§ Directive
Count lines, not occurrences: give the number of lines holding the word "name", and nothing besides.

§ Dataset rows
-*-

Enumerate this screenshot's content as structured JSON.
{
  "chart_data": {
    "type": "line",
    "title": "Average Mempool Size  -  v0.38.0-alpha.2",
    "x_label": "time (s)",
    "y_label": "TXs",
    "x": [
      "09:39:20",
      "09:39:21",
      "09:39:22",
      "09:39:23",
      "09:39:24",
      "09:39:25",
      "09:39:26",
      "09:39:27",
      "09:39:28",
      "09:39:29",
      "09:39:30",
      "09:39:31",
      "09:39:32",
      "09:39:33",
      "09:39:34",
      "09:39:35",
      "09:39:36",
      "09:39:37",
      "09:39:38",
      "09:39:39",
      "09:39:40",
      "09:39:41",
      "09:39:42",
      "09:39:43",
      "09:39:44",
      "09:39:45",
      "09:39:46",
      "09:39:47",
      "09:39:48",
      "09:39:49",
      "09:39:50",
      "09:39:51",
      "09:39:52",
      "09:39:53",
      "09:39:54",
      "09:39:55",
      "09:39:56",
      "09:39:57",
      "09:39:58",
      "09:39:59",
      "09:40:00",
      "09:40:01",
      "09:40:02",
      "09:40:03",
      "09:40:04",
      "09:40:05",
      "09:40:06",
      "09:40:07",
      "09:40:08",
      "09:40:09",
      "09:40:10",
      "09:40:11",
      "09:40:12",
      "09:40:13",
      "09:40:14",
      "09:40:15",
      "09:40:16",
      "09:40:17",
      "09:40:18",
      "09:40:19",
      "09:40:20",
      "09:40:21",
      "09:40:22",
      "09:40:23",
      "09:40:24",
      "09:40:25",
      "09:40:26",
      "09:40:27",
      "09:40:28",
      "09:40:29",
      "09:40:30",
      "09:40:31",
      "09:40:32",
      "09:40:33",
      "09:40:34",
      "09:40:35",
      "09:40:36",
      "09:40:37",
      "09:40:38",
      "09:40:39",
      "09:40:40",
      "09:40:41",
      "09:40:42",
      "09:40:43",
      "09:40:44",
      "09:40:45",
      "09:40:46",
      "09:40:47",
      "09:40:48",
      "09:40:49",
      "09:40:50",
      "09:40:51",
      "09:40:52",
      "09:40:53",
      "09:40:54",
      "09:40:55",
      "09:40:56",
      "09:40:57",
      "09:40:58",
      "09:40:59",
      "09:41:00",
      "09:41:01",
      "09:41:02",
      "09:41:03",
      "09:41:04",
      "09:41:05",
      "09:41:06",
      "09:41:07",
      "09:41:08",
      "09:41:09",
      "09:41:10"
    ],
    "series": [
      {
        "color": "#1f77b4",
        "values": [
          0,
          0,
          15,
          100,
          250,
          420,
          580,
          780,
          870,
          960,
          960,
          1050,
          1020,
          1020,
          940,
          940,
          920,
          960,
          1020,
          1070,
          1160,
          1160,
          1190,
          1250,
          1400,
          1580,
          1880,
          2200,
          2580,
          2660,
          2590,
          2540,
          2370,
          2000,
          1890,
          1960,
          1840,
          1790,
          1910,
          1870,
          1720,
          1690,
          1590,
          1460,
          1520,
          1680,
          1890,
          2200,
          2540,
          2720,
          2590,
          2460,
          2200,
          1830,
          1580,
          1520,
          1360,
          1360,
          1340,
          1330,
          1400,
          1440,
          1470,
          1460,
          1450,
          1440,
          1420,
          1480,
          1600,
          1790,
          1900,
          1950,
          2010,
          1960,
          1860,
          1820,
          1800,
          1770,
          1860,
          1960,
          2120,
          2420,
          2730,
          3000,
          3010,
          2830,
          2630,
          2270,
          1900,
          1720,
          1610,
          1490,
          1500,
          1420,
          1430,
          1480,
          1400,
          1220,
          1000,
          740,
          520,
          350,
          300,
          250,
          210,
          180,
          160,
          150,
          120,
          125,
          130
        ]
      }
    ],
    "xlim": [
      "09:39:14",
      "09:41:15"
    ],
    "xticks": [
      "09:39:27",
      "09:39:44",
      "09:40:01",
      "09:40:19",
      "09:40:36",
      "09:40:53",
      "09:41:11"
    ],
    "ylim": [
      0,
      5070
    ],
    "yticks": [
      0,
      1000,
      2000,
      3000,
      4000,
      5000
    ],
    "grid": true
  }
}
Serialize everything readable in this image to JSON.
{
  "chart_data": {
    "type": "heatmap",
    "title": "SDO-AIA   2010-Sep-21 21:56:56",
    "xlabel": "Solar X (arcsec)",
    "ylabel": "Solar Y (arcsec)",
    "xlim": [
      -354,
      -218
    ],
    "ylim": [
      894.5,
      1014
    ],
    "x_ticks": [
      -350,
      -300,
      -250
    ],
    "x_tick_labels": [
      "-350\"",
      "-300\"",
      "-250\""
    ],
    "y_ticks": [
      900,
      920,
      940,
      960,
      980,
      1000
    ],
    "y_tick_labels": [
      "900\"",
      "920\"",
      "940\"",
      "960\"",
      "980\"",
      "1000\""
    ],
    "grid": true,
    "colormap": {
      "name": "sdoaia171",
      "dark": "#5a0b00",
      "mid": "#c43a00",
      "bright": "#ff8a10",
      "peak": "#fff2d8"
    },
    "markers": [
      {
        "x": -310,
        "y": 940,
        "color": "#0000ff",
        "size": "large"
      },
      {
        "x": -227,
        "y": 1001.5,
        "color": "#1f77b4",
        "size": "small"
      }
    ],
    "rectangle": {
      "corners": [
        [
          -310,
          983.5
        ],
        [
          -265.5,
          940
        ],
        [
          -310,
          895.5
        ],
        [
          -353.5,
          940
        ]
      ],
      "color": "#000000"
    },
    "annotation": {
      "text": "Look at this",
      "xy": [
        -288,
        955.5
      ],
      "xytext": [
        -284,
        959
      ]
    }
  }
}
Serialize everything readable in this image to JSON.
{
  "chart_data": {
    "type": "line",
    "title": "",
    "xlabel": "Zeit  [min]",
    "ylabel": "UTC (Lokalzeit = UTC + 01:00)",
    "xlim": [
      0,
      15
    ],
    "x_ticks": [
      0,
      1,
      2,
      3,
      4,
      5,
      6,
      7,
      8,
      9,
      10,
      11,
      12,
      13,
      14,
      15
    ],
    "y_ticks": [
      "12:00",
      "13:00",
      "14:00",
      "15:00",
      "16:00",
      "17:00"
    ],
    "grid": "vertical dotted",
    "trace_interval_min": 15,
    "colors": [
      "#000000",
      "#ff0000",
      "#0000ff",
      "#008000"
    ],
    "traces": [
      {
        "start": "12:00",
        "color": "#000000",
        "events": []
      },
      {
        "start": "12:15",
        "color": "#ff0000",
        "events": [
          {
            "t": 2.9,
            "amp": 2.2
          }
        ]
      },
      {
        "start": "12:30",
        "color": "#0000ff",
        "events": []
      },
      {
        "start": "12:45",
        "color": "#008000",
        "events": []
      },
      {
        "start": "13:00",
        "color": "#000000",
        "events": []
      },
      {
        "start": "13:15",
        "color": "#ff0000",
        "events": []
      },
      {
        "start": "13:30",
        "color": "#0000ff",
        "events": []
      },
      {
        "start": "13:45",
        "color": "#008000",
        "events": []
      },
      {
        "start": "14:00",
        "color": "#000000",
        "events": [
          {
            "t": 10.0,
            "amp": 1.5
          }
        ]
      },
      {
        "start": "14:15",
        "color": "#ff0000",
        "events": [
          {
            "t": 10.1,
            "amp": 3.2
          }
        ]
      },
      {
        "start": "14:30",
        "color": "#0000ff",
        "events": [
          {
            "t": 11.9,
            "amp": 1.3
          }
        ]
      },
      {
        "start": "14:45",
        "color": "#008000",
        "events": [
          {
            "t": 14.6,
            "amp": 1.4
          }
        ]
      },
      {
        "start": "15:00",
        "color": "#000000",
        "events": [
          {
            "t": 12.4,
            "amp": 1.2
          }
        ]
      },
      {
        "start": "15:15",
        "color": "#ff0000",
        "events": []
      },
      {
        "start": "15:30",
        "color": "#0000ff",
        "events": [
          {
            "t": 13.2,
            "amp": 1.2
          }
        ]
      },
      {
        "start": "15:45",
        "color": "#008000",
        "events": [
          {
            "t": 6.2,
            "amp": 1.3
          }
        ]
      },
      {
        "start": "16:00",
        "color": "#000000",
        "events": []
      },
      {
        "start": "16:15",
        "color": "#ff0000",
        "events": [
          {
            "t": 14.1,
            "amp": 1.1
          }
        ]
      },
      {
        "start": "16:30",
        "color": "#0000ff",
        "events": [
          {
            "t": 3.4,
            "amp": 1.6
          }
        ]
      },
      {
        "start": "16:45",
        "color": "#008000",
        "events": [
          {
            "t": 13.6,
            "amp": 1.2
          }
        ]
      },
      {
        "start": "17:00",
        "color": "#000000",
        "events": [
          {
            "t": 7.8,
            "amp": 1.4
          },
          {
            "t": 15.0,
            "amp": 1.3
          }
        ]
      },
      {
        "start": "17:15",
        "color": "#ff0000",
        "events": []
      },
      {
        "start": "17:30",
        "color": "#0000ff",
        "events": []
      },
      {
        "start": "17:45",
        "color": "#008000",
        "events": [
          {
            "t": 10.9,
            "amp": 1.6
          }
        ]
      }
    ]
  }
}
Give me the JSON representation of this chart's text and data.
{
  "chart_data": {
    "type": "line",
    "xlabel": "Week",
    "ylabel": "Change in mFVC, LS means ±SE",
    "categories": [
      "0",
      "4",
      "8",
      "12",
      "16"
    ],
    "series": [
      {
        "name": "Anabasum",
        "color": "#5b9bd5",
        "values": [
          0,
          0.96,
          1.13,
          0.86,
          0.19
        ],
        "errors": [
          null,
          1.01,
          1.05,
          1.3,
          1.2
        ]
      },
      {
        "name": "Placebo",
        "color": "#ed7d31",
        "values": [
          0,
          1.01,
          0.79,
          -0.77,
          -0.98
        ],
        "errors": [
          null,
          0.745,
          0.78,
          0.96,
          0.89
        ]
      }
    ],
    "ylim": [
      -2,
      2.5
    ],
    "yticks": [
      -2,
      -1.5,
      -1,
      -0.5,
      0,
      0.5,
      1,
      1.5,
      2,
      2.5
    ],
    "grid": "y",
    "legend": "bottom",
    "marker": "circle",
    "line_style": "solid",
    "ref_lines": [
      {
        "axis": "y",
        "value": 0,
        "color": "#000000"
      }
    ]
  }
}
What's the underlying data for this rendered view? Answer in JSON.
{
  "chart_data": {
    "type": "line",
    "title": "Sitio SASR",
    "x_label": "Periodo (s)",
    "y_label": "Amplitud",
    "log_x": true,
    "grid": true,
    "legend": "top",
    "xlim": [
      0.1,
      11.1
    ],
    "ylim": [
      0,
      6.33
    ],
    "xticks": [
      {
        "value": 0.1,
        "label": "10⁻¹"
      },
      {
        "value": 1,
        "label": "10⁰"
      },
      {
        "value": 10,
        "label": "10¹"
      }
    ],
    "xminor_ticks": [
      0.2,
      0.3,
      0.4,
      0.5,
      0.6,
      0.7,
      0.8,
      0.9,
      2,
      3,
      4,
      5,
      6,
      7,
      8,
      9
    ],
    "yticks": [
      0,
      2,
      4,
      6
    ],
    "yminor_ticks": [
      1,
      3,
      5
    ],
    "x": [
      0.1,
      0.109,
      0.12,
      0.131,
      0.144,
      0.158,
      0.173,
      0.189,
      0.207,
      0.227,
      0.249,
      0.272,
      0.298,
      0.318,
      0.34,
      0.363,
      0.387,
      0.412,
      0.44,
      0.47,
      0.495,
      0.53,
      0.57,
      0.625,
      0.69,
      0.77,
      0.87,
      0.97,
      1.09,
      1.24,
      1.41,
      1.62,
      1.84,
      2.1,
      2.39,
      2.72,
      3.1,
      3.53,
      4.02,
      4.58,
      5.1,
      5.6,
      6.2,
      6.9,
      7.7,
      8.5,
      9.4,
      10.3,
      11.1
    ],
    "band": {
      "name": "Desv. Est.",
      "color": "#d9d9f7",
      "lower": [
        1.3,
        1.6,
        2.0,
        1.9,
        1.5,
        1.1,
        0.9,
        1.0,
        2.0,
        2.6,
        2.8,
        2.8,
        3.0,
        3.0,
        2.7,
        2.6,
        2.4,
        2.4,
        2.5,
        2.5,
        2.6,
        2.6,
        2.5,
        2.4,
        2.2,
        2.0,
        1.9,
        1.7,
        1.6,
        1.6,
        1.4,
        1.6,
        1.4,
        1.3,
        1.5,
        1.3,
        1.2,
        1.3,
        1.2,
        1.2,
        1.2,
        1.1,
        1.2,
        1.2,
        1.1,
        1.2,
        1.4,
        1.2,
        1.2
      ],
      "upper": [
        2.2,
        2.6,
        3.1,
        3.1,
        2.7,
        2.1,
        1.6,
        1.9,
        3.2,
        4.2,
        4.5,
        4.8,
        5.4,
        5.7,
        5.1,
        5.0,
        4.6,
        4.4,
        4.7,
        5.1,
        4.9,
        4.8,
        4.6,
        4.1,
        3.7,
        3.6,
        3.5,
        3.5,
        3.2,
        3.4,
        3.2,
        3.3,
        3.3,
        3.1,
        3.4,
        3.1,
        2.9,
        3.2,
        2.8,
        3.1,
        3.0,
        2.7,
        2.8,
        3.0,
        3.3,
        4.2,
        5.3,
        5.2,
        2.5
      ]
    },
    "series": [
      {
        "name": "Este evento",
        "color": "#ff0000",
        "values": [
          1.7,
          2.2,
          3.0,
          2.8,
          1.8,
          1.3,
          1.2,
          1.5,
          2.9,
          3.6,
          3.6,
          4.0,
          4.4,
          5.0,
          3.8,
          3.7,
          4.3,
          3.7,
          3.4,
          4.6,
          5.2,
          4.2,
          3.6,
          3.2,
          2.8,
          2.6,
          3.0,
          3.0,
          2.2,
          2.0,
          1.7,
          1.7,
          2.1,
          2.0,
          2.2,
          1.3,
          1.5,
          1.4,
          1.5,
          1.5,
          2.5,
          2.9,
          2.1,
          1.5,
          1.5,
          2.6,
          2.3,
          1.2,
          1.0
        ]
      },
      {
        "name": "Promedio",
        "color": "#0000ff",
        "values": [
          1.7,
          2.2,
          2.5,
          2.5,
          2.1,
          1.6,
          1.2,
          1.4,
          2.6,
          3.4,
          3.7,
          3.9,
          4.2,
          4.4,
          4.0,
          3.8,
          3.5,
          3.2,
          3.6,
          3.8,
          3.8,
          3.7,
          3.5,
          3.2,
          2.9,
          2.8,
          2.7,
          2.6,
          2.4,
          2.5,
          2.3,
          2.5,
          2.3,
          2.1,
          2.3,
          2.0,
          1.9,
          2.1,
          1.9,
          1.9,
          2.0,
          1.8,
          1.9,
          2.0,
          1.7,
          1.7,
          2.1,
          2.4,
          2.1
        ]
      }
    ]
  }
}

-*-

§ Result of the task
6